** Work to do **
Count the lines in the records below that contain the word "Love", and give only that number.

** Dataset **

-- BEGIN --

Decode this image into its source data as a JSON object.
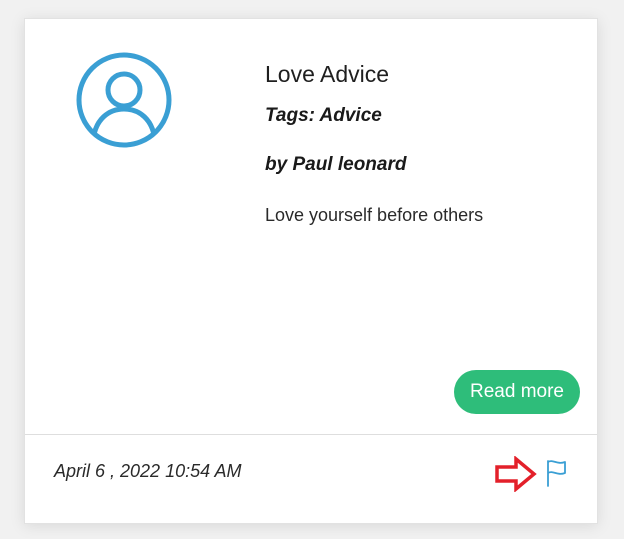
{
  "post": {
    "title": "Love Advice",
    "tags": "Tags: Advice",
    "author": "by Paul leonard",
    "excerpt": "Love yourself before others",
    "read_more_label": "Read more",
    "date": "April 6 , 2022 10:54 AM"
  },
  "icons": {
    "avatar": "user-circle-icon",
    "annotation": "red-arrow-right-icon",
    "flag": "flag-icon"
  },
  "colors": {
    "accent": "#3a9fd4",
    "button": "#2ebd7a",
    "annotation": "#e3202a"
  }
}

-- END --

** The solution **
2